* Short problem *
Sift the listing for lines that hold the string "Machine" and pull them out.

*** Records provided ***

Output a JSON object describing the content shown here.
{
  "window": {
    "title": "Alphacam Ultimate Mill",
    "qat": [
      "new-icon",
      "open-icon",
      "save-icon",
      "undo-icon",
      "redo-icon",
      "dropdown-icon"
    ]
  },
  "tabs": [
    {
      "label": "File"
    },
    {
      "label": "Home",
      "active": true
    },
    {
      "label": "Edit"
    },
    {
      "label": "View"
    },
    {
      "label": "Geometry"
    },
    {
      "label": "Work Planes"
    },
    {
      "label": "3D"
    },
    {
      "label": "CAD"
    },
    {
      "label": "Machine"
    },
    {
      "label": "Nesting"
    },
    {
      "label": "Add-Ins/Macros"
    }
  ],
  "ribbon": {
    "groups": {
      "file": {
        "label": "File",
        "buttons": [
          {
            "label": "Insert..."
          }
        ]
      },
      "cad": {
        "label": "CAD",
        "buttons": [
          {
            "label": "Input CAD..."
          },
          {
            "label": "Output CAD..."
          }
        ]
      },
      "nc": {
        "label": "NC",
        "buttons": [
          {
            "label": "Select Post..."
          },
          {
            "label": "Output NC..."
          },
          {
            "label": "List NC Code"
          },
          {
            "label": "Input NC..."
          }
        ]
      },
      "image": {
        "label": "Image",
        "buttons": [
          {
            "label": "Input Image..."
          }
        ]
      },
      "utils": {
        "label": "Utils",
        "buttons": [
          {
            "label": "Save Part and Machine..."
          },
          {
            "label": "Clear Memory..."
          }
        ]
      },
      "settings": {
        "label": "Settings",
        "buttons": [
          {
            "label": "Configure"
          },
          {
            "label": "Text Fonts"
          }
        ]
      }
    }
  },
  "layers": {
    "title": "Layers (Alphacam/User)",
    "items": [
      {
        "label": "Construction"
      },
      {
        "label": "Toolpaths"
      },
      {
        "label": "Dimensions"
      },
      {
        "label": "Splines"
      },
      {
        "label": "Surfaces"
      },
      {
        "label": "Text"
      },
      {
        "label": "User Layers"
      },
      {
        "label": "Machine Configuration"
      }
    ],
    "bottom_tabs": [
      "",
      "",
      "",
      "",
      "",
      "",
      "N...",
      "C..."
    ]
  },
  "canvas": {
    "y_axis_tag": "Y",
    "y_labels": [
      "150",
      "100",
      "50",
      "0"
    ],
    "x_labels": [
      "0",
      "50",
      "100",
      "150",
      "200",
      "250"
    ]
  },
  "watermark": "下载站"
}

***

* Completed exercise *
      "label": "Machine"
            "label": "Save Part and Machine..."
        "label": "Machine Configuration"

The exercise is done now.